SHORT TASK: State how many lines in the entries below contain "Square". Write nothing but the number.

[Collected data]
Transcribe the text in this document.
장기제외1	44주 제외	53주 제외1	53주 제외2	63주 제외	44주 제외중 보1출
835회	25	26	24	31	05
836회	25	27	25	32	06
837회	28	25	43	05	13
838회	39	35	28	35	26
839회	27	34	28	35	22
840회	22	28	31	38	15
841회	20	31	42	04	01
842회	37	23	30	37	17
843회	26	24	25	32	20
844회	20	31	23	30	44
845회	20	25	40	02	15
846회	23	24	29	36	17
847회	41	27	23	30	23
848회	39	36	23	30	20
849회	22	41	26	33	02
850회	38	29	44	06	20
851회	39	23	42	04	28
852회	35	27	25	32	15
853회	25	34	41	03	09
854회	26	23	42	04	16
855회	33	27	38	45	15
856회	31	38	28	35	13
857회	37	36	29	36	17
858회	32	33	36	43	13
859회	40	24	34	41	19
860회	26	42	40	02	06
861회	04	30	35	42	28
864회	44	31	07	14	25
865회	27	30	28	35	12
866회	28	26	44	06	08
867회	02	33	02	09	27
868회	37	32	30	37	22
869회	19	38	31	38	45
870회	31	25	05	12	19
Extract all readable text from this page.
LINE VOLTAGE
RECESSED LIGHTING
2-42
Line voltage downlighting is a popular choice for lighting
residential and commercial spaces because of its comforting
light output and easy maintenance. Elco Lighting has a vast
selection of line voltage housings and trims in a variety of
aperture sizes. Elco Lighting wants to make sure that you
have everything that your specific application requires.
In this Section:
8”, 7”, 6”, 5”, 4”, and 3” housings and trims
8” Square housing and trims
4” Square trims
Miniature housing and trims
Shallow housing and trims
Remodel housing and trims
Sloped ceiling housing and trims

SOLUTION TO THE EXERCISE: 2